- Task to complete: Your task is to copy every line of this material exactly.

-- Start of Exercise inputs --

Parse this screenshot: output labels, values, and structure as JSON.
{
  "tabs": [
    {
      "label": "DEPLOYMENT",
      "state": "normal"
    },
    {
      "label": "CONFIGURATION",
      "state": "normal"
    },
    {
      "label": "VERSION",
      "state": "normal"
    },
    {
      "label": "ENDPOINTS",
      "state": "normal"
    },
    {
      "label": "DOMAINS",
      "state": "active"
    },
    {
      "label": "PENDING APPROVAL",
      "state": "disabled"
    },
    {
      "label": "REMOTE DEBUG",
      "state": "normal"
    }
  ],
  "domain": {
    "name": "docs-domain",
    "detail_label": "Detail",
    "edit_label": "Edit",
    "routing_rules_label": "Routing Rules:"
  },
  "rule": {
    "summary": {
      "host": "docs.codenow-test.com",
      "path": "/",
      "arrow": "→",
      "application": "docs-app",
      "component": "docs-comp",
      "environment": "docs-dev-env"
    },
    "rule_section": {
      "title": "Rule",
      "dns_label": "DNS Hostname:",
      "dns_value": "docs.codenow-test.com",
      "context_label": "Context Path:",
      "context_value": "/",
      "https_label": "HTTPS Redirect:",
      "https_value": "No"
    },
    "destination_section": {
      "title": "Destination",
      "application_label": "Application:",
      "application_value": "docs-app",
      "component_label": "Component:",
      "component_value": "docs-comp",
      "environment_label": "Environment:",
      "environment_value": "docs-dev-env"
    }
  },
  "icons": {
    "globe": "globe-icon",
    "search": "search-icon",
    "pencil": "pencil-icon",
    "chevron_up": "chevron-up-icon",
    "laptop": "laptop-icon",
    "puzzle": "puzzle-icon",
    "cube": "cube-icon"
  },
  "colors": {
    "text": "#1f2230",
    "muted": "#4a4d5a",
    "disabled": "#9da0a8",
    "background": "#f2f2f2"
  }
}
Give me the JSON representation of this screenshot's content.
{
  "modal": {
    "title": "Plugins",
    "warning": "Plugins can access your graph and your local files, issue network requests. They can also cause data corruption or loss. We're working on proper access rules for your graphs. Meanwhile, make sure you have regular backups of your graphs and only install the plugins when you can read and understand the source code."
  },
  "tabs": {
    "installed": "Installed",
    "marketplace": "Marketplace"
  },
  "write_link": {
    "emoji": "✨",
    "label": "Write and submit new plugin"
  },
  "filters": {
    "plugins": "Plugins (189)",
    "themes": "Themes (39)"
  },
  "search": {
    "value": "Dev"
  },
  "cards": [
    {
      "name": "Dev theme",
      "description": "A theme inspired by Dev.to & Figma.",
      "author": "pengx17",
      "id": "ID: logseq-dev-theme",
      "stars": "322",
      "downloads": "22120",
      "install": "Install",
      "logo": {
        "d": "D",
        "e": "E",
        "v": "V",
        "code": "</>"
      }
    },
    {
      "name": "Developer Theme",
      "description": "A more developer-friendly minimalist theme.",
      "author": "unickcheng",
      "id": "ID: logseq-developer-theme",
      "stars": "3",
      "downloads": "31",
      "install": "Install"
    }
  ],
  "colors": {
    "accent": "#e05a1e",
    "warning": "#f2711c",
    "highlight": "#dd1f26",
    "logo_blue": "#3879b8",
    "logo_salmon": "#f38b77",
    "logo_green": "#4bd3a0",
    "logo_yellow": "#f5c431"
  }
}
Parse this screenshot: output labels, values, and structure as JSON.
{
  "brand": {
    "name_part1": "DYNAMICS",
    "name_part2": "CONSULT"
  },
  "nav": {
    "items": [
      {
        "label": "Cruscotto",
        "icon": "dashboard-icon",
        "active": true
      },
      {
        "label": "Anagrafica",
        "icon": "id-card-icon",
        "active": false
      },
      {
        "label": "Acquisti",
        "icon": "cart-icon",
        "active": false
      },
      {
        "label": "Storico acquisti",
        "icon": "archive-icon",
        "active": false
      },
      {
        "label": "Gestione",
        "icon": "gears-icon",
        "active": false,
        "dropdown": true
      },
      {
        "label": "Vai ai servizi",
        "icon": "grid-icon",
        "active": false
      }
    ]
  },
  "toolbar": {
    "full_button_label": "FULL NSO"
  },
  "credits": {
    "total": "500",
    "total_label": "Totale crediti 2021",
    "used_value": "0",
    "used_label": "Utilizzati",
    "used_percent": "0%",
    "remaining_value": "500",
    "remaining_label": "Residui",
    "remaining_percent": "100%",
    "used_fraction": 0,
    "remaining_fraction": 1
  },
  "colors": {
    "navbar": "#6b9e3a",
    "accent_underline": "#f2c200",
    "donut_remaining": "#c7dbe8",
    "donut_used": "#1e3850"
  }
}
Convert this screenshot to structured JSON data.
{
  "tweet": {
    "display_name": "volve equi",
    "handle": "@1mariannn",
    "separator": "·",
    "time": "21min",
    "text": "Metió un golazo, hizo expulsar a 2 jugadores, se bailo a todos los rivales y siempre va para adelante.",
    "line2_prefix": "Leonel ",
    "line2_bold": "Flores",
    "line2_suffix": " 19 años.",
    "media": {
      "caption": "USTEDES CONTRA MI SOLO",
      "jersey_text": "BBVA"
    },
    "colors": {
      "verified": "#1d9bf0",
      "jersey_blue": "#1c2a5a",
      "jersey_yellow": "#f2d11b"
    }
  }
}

-- End of Exercise inputs --

- Result of the task:
Parse this screenshot: output labels, values, and structure as JSON.
{
  "tabs": [
    {
      "label": "DEPLOYMENT",
      "state": "normal"
    },
    {
      "label": "CONFIGURATION",
      "state": "normal"
    },
    {
      "label": "VERSION",
      "state": "normal"
    },
    {
      "label": "ENDPOINTS",
      "state": "normal"
    },
    {
      "label": "DOMAINS",
      "state": "active"
    },
    {
      "label": "PENDING APPROVAL",
      "state": "disabled"
    },
    {
      "label": "REMOTE DEBUG",
      "state": "normal"
    }
  ],
  "domain": {
    "name": "docs-domain",
    "detail_label": "Detail",
    "edit_label": "Edit",
    "routing_rules_label": "Routing Rules:"
  },
  "rule": {
    "summary": {
      "host": "docs.codenow-test.com",
      "path": "/",
      "arrow": "→",
      "application": "docs-app",
      "component": "docs-comp",
      "environment": "docs-dev-env"
    },
    "rule_section": {
      "title": "Rule",
      "dns_label": "DNS Hostname:",
      "dns_value": "docs.codenow-test.com",
      "context_label": "Context Path:",
      "context_value": "/",
      "https_label": "HTTPS Redirect:",
      "https_value": "No"
    },
    "destination_section": {
      "title": "Destination",
      "application_label": "Application:",
      "application_value": "docs-app",
      "component_label": "Component:",
      "component_value": "docs-comp",
      "environment_label": "Environment:",
      "environment_value": "docs-dev-env"
    }
  },
  "icons": {
    "globe": "globe-icon",
    "search": "search-icon",
    "pencil": "pencil-icon",
    "chevron_up": "chevron-up-icon",
    "laptop": "laptop-icon",
    "puzzle": "puzzle-icon",
    "cube": "cube-icon"
  },
  "colors": {
    "text": "#1f2230",
    "muted": "#4a4d5a",
    "disabled": "#9da0a8",
    "background": "#f2f2f2"
  }
}
Give me the JSON representation of this screenshot's content.
{
  "modal": {
    "title": "Plugins",
    "warning": "Plugins can access your graph and your local files, issue network requests. They can also cause data corruption or loss. We're working on proper access rules for your graphs. Meanwhile, make sure you have regular backups of your graphs and only install the plugins when you can read and understand the source code."
  },
  "tabs": {
    "installed": "Installed",
    "marketplace": "Marketplace"
  },
  "write_link": {
    "emoji": "✨",
    "label": "Write and submit new plugin"
  },
  "filters": {
    "plugins": "Plugins (189)",
    "themes": "Themes (39)"
  },
  "search": {
    "value": "Dev"
  },
  "cards": [
    {
      "name": "Dev theme",
      "description": "A theme inspired by Dev.to & Figma.",
      "author": "pengx17",
      "id": "ID: logseq-dev-theme",
      "stars": "322",
      "downloads": "22120",
      "install": "Install",
      "logo": {
        "d": "D",
        "e": "E",
        "v": "V",
        "code": "</>"
      }
    },
    {
      "name": "Developer Theme",
      "description": "A more developer-friendly minimalist theme.",
      "author": "unickcheng",
      "id": "ID: logseq-developer-theme",
      "stars": "3",
      "downloads": "31",
      "install": "Install"
    }
  ],
  "colors": {
    "accent": "#e05a1e",
    "warning": "#f2711c",
    "highlight": "#dd1f26",
    "logo_blue": "#3879b8",
    "logo_salmon": "#f38b77",
    "logo_green": "#4bd3a0",
    "logo_yellow": "#f5c431"
  }
}
Parse this screenshot: output labels, values, and structure as JSON.
{
  "brand": {
    "name_part1": "DYNAMICS",
    "name_part2": "CONSULT"
  },
  "nav": {
    "items": [
      {
        "label": "Cruscotto",
        "icon": "dashboard-icon",
        "active": true
      },
      {
        "label": "Anagrafica",
        "icon": "id-card-icon",
        "active": false
      },
      {
        "label": "Acquisti",
        "icon": "cart-icon",
        "active": false
      },
      {
        "label": "Storico acquisti",
        "icon": "archive-icon",
        "active": false
      },
      {
        "label": "Gestione",
        "icon": "gears-icon",
        "active": false,
        "dropdown": true
      },
      {
        "label": "Vai ai servizi",
        "icon": "grid-icon",
        "active": false
      }
    ]
  },
  "toolbar": {
    "full_button_label": "FULL NSO"
  },
  "credits": {
    "total": "500",
    "total_label": "Totale crediti 2021",
    "used_value": "0",
    "used_label": "Utilizzati",
    "used_percent": "0%",
    "remaining_value": "500",
    "remaining_label": "Residui",
    "remaining_percent": "100%",
    "used_fraction": 0,
    "remaining_fraction": 1
  },
  "colors": {
    "navbar": "#6b9e3a",
    "accent_underline": "#f2c200",
    "donut_remaining": "#c7dbe8",
    "donut_used": "#1e3850"
  }
}
Convert this screenshot to structured JSON data.
{
  "tweet": {
    "display_name": "volve equi",
    "handle": "@1mariannn",
    "separator": "·",
    "time": "21min",
    "text": "Metió un golazo, hizo expulsar a 2 jugadores, se bailo a todos los rivales y siempre va para adelante.",
    "line2_prefix": "Leonel ",
    "line2_bold": "Flores",
    "line2_suffix": " 19 años.",
    "media": {
      "caption": "USTEDES CONTRA MI SOLO",
      "jersey_text": "BBVA"
    },
    "colors": {
      "verified": "#1d9bf0",
      "jersey_blue": "#1c2a5a",
      "jersey_yellow": "#f2d11b"
    }
  }
}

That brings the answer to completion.